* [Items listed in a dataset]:
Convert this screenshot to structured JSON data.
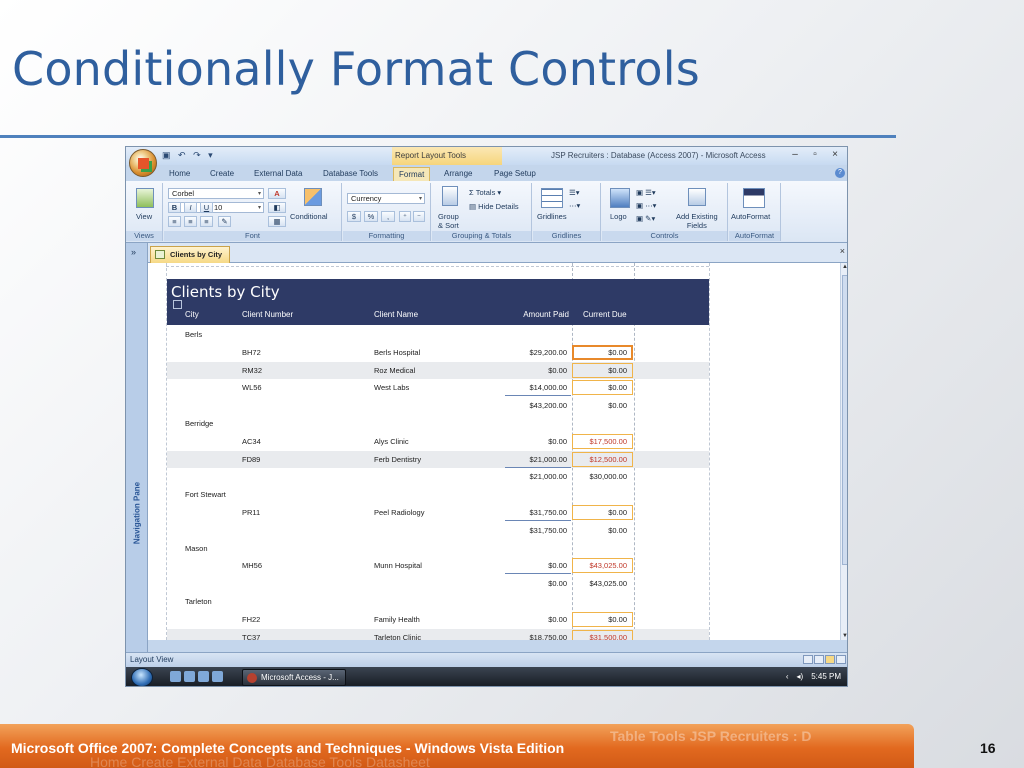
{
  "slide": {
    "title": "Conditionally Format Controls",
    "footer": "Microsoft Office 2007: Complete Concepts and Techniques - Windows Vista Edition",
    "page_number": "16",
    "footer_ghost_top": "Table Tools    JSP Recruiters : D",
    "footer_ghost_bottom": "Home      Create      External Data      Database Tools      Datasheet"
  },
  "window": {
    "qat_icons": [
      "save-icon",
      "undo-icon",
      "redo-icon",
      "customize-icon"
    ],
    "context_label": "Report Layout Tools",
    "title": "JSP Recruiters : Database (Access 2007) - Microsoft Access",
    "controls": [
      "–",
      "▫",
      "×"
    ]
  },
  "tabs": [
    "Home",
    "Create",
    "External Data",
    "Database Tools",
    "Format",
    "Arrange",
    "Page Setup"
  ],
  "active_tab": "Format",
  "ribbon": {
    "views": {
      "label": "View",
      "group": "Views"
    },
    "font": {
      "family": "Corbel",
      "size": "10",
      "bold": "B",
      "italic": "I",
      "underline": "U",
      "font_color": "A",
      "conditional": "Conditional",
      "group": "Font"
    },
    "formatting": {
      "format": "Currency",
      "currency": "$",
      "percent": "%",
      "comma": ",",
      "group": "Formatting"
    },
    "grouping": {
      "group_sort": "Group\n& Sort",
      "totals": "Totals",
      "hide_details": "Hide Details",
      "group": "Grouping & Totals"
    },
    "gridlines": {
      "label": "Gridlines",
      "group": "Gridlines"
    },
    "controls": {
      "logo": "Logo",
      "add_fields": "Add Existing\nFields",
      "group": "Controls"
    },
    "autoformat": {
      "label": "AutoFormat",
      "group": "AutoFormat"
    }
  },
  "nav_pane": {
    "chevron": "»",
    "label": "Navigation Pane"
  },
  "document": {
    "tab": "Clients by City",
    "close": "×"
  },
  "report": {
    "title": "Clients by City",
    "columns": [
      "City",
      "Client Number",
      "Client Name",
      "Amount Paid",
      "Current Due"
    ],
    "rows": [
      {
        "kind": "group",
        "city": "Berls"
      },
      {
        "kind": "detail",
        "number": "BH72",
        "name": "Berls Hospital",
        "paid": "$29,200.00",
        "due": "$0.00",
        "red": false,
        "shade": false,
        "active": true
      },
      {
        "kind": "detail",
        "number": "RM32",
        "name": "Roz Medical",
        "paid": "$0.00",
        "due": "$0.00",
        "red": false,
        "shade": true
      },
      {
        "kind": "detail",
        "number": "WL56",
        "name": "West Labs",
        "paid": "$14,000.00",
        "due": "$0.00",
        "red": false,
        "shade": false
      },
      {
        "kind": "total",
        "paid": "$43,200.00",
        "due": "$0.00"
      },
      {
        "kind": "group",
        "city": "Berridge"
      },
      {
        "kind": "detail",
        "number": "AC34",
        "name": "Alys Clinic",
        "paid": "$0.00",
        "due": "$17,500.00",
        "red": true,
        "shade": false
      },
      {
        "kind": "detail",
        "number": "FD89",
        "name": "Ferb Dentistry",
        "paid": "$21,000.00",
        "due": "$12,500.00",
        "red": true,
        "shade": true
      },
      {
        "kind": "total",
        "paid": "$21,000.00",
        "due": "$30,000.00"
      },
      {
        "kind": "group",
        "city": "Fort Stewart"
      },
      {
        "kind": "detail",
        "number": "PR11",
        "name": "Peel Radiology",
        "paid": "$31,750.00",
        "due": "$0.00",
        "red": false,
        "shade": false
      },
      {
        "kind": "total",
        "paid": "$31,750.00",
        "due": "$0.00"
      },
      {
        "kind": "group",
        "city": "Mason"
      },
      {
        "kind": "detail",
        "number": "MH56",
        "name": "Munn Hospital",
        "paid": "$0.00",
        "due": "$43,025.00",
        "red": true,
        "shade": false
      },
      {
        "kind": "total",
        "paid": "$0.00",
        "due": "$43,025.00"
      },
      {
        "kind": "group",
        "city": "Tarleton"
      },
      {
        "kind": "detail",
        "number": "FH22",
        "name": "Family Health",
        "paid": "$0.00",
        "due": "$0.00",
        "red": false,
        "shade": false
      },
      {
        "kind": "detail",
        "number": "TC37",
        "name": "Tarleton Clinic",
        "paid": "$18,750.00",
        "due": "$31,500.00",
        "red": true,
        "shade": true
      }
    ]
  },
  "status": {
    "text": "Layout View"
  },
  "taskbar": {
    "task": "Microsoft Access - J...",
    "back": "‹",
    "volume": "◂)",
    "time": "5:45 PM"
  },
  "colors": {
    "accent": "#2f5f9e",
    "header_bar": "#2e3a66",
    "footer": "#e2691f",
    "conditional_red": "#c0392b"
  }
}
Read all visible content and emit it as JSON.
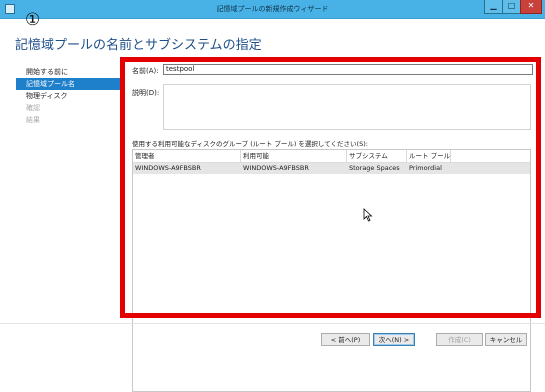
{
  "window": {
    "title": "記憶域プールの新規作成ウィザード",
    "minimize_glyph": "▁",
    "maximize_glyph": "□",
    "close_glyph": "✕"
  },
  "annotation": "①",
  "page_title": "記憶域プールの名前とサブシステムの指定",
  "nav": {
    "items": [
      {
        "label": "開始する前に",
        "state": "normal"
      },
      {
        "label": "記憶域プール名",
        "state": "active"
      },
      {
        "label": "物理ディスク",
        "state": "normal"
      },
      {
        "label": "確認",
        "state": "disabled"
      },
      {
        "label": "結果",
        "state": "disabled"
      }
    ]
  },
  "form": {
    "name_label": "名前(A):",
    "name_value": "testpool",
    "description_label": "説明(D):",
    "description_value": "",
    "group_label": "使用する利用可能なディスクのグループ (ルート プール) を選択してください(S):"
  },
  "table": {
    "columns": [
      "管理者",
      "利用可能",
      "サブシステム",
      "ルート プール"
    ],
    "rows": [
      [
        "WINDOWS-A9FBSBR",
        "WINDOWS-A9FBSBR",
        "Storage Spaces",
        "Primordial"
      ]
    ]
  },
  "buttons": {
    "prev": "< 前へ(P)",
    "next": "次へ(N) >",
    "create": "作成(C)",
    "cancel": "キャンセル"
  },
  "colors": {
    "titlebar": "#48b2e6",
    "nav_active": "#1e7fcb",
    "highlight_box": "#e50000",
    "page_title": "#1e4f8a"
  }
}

* [WHAT TO WORK ON]:
Retype each line of the listing above word for word. Exclude the pictures.

* [WORKED ANSWER]:
Convert this screenshot to structured JSON data.
{
  "slide": {
    "title": "Conditionally Format Controls",
    "footer": "Microsoft Office 2007: Complete Concepts and Techniques - Windows Vista Edition",
    "page_number": "16",
    "footer_ghost_top": "Table Tools    JSP Recruiters : D",
    "footer_ghost_bottom": "Home      Create      External Data      Database Tools      Datasheet"
  },
  "window": {
    "qat_icons": [
      "save-icon",
      "undo-icon",
      "redo-icon",
      "customize-icon"
    ],
    "context_label": "Report Layout Tools",
    "title": "JSP Recruiters : Database (Access 2007) - Microsoft Access",
    "controls": [
      "–",
      "▫",
      "×"
    ]
  },
  "tabs": [
    "Home",
    "Create",
    "External Data",
    "Database Tools",
    "Format",
    "Arrange",
    "Page Setup"
  ],
  "active_tab": "Format",
  "ribbon": {
    "views": {
      "label": "View",
      "group": "Views"
    },
    "font": {
      "family": "Corbel",
      "size": "10",
      "bold": "B",
      "italic": "I",
      "underline": "U",
      "font_color": "A",
      "conditional": "Conditional",
      "group": "Font"
    },
    "formatting": {
      "format": "Currency",
      "currency": "$",
      "percent": "%",
      "comma": ",",
      "group": "Formatting"
    },
    "grouping": {
      "group_sort": "Group\n& Sort",
      "totals": "Totals",
      "hide_details": "Hide Details",
      "group": "Grouping & Totals"
    },
    "gridlines": {
      "label": "Gridlines",
      "group": "Gridlines"
    },
    "controls": {
      "logo": "Logo",
      "add_fields": "Add Existing\nFields",
      "group": "Controls"
    },
    "autoformat": {
      "label": "AutoFormat",
      "group": "AutoFormat"
    }
  },
  "nav_pane": {
    "chevron": "»",
    "label": "Navigation Pane"
  },
  "document": {
    "tab": "Clients by City",
    "close": "×"
  },
  "report": {
    "title": "Clients by City",
    "columns": [
      "City",
      "Client Number",
      "Client Name",
      "Amount Paid",
      "Current Due"
    ],
    "rows": [
      {
        "kind": "group",
        "city": "Berls"
      },
      {
        "kind": "detail",
        "number": "BH72",
        "name": "Berls Hospital",
        "paid": "$29,200.00",
        "due": "$0.00",
        "red": false,
        "shade": false,
        "active": true
      },
      {
        "kind": "detail",
        "number": "RM32",
        "name": "Roz Medical",
        "paid": "$0.00",
        "due": "$0.00",
        "red": false,
        "shade": true
      },
      {
        "kind": "detail",
        "number": "WL56",
        "name": "West Labs",
        "paid": "$14,000.00",
        "due": "$0.00",
        "red": false,
        "shade": false
      },
      {
        "kind": "total",
        "paid": "$43,200.00",
        "due": "$0.00"
      },
      {
        "kind": "group",
        "city": "Berridge"
      },
      {
        "kind": "detail",
        "number": "AC34",
        "name": "Alys Clinic",
        "paid": "$0.00",
        "due": "$17,500.00",
        "red": true,
        "shade": false
      },
      {
        "kind": "detail",
        "number": "FD89",
        "name": "Ferb Dentistry",
        "paid": "$21,000.00",
        "due": "$12,500.00",
        "red": true,
        "shade": true
      },
      {
        "kind": "total",
        "paid": "$21,000.00",
        "due": "$30,000.00"
      },
      {
        "kind": "group",
        "city": "Fort Stewart"
      },
      {
        "kind": "detail",
        "number": "PR11",
        "name": "Peel Radiology",
        "paid": "$31,750.00",
        "due": "$0.00",
        "red": false,
        "shade": false
      },
      {
        "kind": "total",
        "paid": "$31,750.00",
        "due": "$0.00"
      },
      {
        "kind": "group",
        "city": "Mason"
      },
      {
        "kind": "detail",
        "number": "MH56",
        "name": "Munn Hospital",
        "paid": "$0.00",
        "due": "$43,025.00",
        "red": true,
        "shade": false
      },
      {
        "kind": "total",
        "paid": "$0.00",
        "due": "$43,025.00"
      },
      {
        "kind": "group",
        "city": "Tarleton"
      },
      {
        "kind": "detail",
        "number": "FH22",
        "name": "Family Health",
        "paid": "$0.00",
        "due": "$0.00",
        "red": false,
        "shade": false
      },
      {
        "kind": "detail",
        "number": "TC37",
        "name": "Tarleton Clinic",
        "paid": "$18,750.00",
        "due": "$31,500.00",
        "red": true,
        "shade": true
      }
    ]
  },
  "status": {
    "text": "Layout View"
  },
  "taskbar": {
    "task": "Microsoft Access - J...",
    "back": "‹",
    "volume": "◂)",
    "time": "5:45 PM"
  },
  "colors": {
    "accent": "#2f5f9e",
    "header_bar": "#2e3a66",
    "footer": "#e2691f",
    "conditional_red": "#c0392b"
  }
}
Read all visible content and emit it as JSON.
{
  "window": {
    "title": "記憶域プールの新規作成ウィザード",
    "minimize_glyph": "▁",
    "maximize_glyph": "□",
    "close_glyph": "✕"
  },
  "annotation": "①",
  "page_title": "記憶域プールの名前とサブシステムの指定",
  "nav": {
    "items": [
      {
        "label": "開始する前に",
        "state": "normal"
      },
      {
        "label": "記憶域プール名",
        "state": "active"
      },
      {
        "label": "物理ディスク",
        "state": "normal"
      },
      {
        "label": "確認",
        "state": "disabled"
      },
      {
        "label": "結果",
        "state": "disabled"
      }
    ]
  },
  "form": {
    "name_label": "名前(A):",
    "name_value": "testpool",
    "description_label": "説明(D):",
    "description_value": "",
    "group_label": "使用する利用可能なディスクのグループ (ルート プール) を選択してください(S):"
  },
  "table": {
    "columns": [
      "管理者",
      "利用可能",
      "サブシステム",
      "ルート プール"
    ],
    "rows": [
      [
        "WINDOWS-A9FBSBR",
        "WINDOWS-A9FBSBR",
        "Storage Spaces",
        "Primordial"
      ]
    ]
  },
  "buttons": {
    "prev": "< 前へ(P)",
    "next": "次へ(N) >",
    "create": "作成(C)",
    "cancel": "キャンセル"
  },
  "colors": {
    "titlebar": "#48b2e6",
    "nav_active": "#1e7fcb",
    "highlight_box": "#e50000",
    "page_title": "#1e4f8a"
  }
}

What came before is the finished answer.